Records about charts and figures

######

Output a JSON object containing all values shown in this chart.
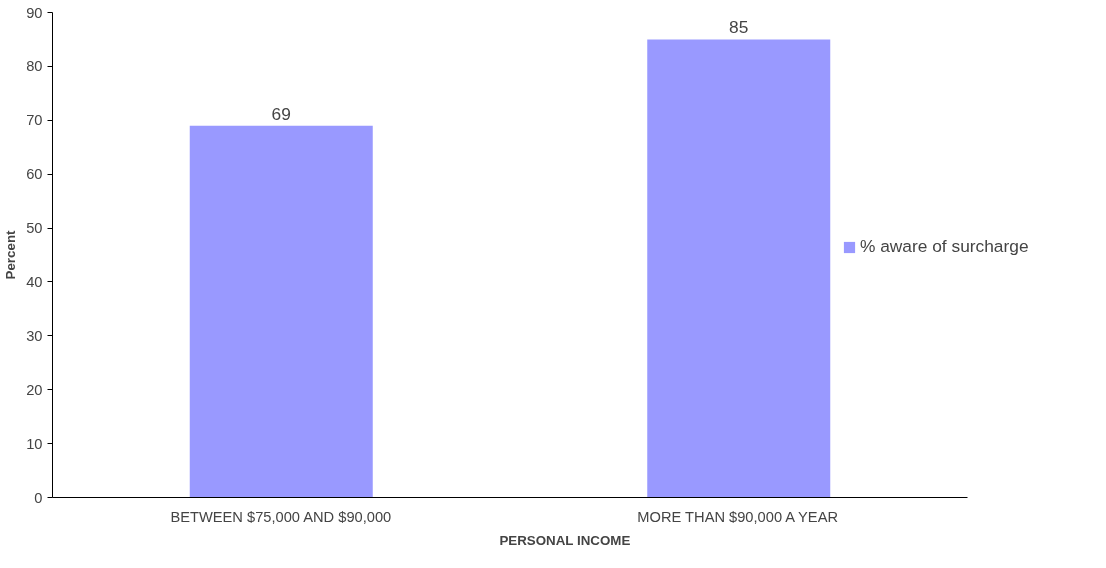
{
  "chart_data": {
    "type": "bar",
    "xlabel": "PERSONAL INCOME",
    "ylabel": "Percent",
    "categories": [
      "BETWEEN $75,000 AND $90,000",
      "MORE THAN $90,000 A YEAR"
    ],
    "series": [
      {
        "name": "% aware of surcharge",
        "color": "#9999ff",
        "values": [
          69,
          85
        ]
      }
    ],
    "ylim": [
      0,
      90
    ],
    "yticks": [
      0,
      10,
      20,
      30,
      40,
      50,
      60,
      70,
      80,
      90
    ],
    "data_labels": true,
    "grid": false,
    "legend": "right"
  }
}
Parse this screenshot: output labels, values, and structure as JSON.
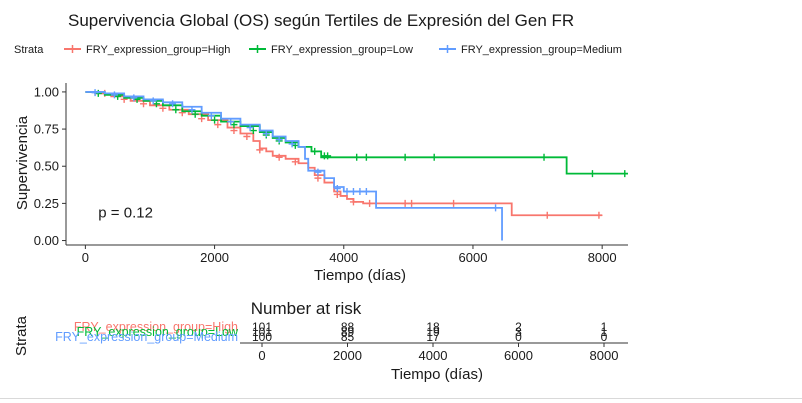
{
  "chart_data": [
    {
      "type": "line",
      "subtype": "kaplan-meier",
      "title": "Supervivencia Global (OS) según Tertiles de Expresión del Gen FR",
      "legend_title": "Strata",
      "legend_placement": "top",
      "xlabel": "Tiempo (días)",
      "ylabel": "Supervivencia",
      "xlim": [
        -300,
        8400
      ],
      "ylim": [
        -0.03,
        1.06
      ],
      "xticks": [
        0,
        2000,
        4000,
        6000,
        8000
      ],
      "yticks": [
        "0.00",
        "0.25",
        "0.50",
        "0.75",
        "1.00"
      ],
      "grid": false,
      "annotation": "p = 0.12",
      "annotation_pos": {
        "x": 200,
        "y": 0.19
      },
      "series": [
        {
          "name": "FRY_expression_group=High",
          "color": "#f8766d",
          "points": [
            [
              0,
              1.0
            ],
            [
              150,
              0.99
            ],
            [
              400,
              0.97
            ],
            [
              700,
              0.94
            ],
            [
              1000,
              0.91
            ],
            [
              1300,
              0.88
            ],
            [
              1600,
              0.85
            ],
            [
              1900,
              0.81
            ],
            [
              2200,
              0.76
            ],
            [
              2400,
              0.72
            ],
            [
              2600,
              0.67
            ],
            [
              2700,
              0.62
            ],
            [
              2800,
              0.6
            ],
            [
              2900,
              0.57
            ],
            [
              3100,
              0.55
            ],
            [
              3300,
              0.52
            ],
            [
              3450,
              0.49
            ],
            [
              3550,
              0.44
            ],
            [
              3700,
              0.39
            ],
            [
              3850,
              0.33
            ],
            [
              3950,
              0.3
            ],
            [
              4050,
              0.28
            ],
            [
              4150,
              0.26
            ],
            [
              4300,
              0.25
            ],
            [
              6600,
              0.25
            ],
            [
              6600,
              0.17
            ],
            [
              8000,
              0.17
            ]
          ],
          "censors": [
            [
              300,
              0.99
            ],
            [
              600,
              0.95
            ],
            [
              900,
              0.92
            ],
            [
              1200,
              0.89
            ],
            [
              1500,
              0.86
            ],
            [
              1800,
              0.82
            ],
            [
              2050,
              0.78
            ],
            [
              2300,
              0.74
            ],
            [
              2500,
              0.7
            ],
            [
              2700,
              0.61
            ],
            [
              3000,
              0.56
            ],
            [
              3250,
              0.53
            ],
            [
              3600,
              0.42
            ],
            [
              3900,
              0.31
            ],
            [
              4150,
              0.26
            ],
            [
              4400,
              0.25
            ],
            [
              4950,
              0.25
            ],
            [
              5050,
              0.25
            ],
            [
              5700,
              0.25
            ],
            [
              7150,
              0.17
            ],
            [
              7950,
              0.17
            ]
          ]
        },
        {
          "name": "FRY_expression_group=Low",
          "color": "#00ba38",
          "points": [
            [
              0,
              1.0
            ],
            [
              300,
              0.98
            ],
            [
              600,
              0.96
            ],
            [
              900,
              0.94
            ],
            [
              1200,
              0.91
            ],
            [
              1500,
              0.87
            ],
            [
              1800,
              0.84
            ],
            [
              2100,
              0.8
            ],
            [
              2400,
              0.77
            ],
            [
              2700,
              0.73
            ],
            [
              2900,
              0.69
            ],
            [
              3100,
              0.66
            ],
            [
              3300,
              0.63
            ],
            [
              3500,
              0.6
            ],
            [
              3650,
              0.6
            ],
            [
              3650,
              0.56
            ],
            [
              7450,
              0.56
            ],
            [
              7450,
              0.45
            ],
            [
              8400,
              0.45
            ]
          ],
          "censors": [
            [
              200,
              0.99
            ],
            [
              500,
              0.97
            ],
            [
              800,
              0.95
            ],
            [
              1100,
              0.92
            ],
            [
              1400,
              0.88
            ],
            [
              1700,
              0.85
            ],
            [
              2000,
              0.81
            ],
            [
              2300,
              0.78
            ],
            [
              2600,
              0.74
            ],
            [
              2800,
              0.71
            ],
            [
              3000,
              0.67
            ],
            [
              3250,
              0.64
            ],
            [
              3550,
              0.6
            ],
            [
              3700,
              0.57
            ],
            [
              3750,
              0.57
            ],
            [
              4200,
              0.56
            ],
            [
              4350,
              0.56
            ],
            [
              4950,
              0.56
            ],
            [
              5400,
              0.56
            ],
            [
              7100,
              0.56
            ],
            [
              7850,
              0.45
            ],
            [
              8350,
              0.45
            ]
          ]
        },
        {
          "name": "FRY_expression_group=Medium",
          "color": "#619cff",
          "points": [
            [
              0,
              1.0
            ],
            [
              300,
              0.99
            ],
            [
              600,
              0.97
            ],
            [
              900,
              0.95
            ],
            [
              1200,
              0.93
            ],
            [
              1500,
              0.9
            ],
            [
              1800,
              0.86
            ],
            [
              2100,
              0.82
            ],
            [
              2400,
              0.78
            ],
            [
              2700,
              0.74
            ],
            [
              2900,
              0.7
            ],
            [
              3100,
              0.67
            ],
            [
              3300,
              0.63
            ],
            [
              3400,
              0.55
            ],
            [
              3450,
              0.47
            ],
            [
              3700,
              0.42
            ],
            [
              3850,
              0.36
            ],
            [
              4000,
              0.33
            ],
            [
              4300,
              0.33
            ],
            [
              4500,
              0.22
            ],
            [
              6400,
              0.22
            ],
            [
              6450,
              0.0
            ]
          ],
          "censors": [
            [
              150,
              0.995
            ],
            [
              450,
              0.98
            ],
            [
              750,
              0.96
            ],
            [
              1050,
              0.94
            ],
            [
              1350,
              0.92
            ],
            [
              1650,
              0.88
            ],
            [
              1950,
              0.84
            ],
            [
              2250,
              0.8
            ],
            [
              2550,
              0.76
            ],
            [
              2800,
              0.72
            ],
            [
              3000,
              0.68
            ],
            [
              3200,
              0.65
            ],
            [
              3600,
              0.46
            ],
            [
              3900,
              0.35
            ],
            [
              4050,
              0.33
            ],
            [
              4150,
              0.33
            ],
            [
              4250,
              0.33
            ],
            [
              4350,
              0.33
            ],
            [
              6350,
              0.22
            ]
          ]
        }
      ]
    },
    {
      "type": "table",
      "title": "Number at risk",
      "ylabel": "Strata",
      "xlabel": "Tiempo (días)",
      "xticks": [
        0,
        2000,
        4000,
        6000,
        8000
      ],
      "rows": [
        {
          "label": "FRY_expression_group=High",
          "color": "#f8766d",
          "values": [
            "101",
            "88",
            "18",
            "2",
            "1"
          ]
        },
        {
          "label": "FRY_expression_group=Low",
          "color": "#00ba38",
          "values": [
            "101",
            "89",
            "19",
            "3",
            "1"
          ]
        },
        {
          "label": "FRY_expression_group=Medium",
          "color": "#619cff",
          "values": [
            "100",
            "85",
            "17",
            "0",
            "0"
          ]
        }
      ]
    }
  ]
}
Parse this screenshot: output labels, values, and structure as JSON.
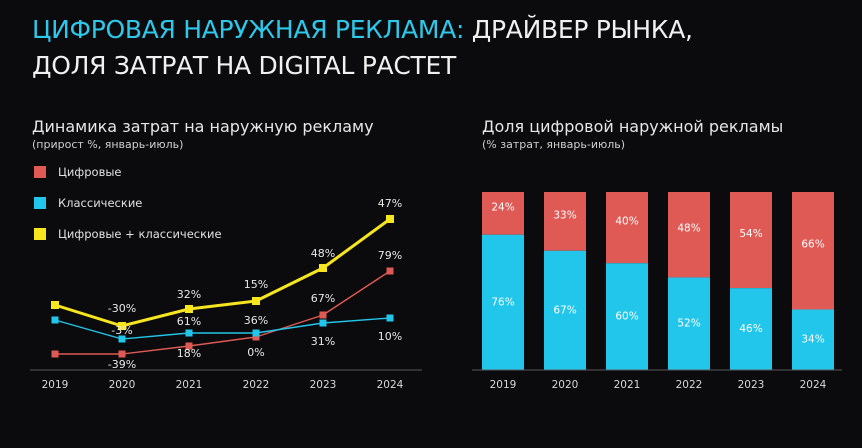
{
  "header": {
    "title_accent": "ЦИФРОВАЯ НАРУЖНАЯ РЕКЛАМА:",
    "title_rest": " ДРАЙВЕР РЫНКА,",
    "title_line2": "ДОЛЯ ЗАТРАТ НА DIGITAL РАСТЕТ"
  },
  "colors": {
    "digital": "#e05a55",
    "classic": "#22c6ea",
    "total": "#f7e61f"
  },
  "chart_data": [
    {
      "type": "line",
      "title": "Динамика затрат на наружную рекламу",
      "subtitle": "(прирост %, январь-июль)",
      "categories": [
        "2019",
        "2020",
        "2021",
        "2022",
        "2023",
        "2024"
      ],
      "series": [
        {
          "name": "Цифровые",
          "values": [
            null,
            -39,
            18,
            0,
            31,
            79
          ],
          "labels": [
            "",
            "-39%",
            "18%",
            "0%",
            "31%",
            "79%"
          ]
        },
        {
          "name": "Классические",
          "values": [
            null,
            -3,
            61,
            36,
            67,
            10
          ],
          "labels": [
            "",
            "-3%",
            "61%",
            "36%",
            "67%",
            "10%"
          ]
        },
        {
          "name": "Цифровые + классические",
          "values": [
            null,
            -30,
            32,
            15,
            48,
            47
          ],
          "labels": [
            "",
            "-30%",
            "32%",
            "15%",
            "48%",
            "47%"
          ]
        }
      ]
    },
    {
      "type": "bar",
      "stacked": true,
      "title": "Доля цифровой наружной рекламы",
      "subtitle": "(% затрат, январь-июль)",
      "categories": [
        "2019",
        "2020",
        "2021",
        "2022",
        "2023",
        "2024"
      ],
      "series": [
        {
          "name": "Классические",
          "values": [
            76,
            67,
            60,
            52,
            46,
            34
          ],
          "labels": [
            "76%",
            "67%",
            "60%",
            "52%",
            "46%",
            "34%"
          ]
        },
        {
          "name": "Цифровые",
          "values": [
            24,
            33,
            40,
            48,
            54,
            66
          ],
          "labels": [
            "24%",
            "33%",
            "40%",
            "48%",
            "54%",
            "66%"
          ]
        }
      ]
    }
  ]
}
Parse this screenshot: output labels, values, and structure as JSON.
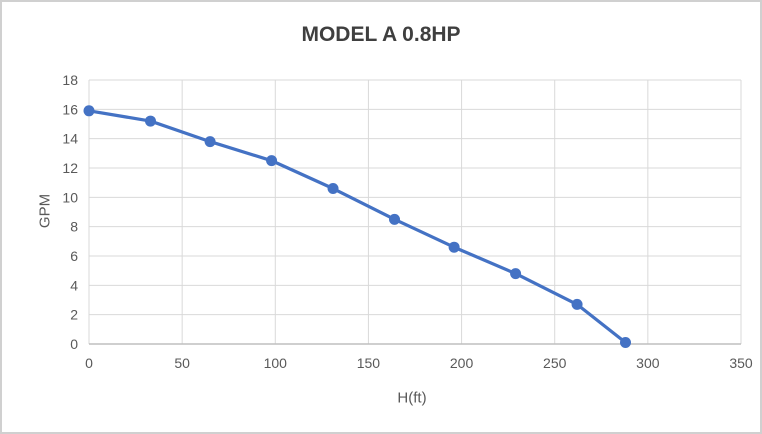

######

- [Stated task] Extract each line holding the word "июль" from the records.

- [Problem solution]
      "subtitle": "(прирост %, январь-июль)",
      "subtitle": "(% затрат, январь-июль)",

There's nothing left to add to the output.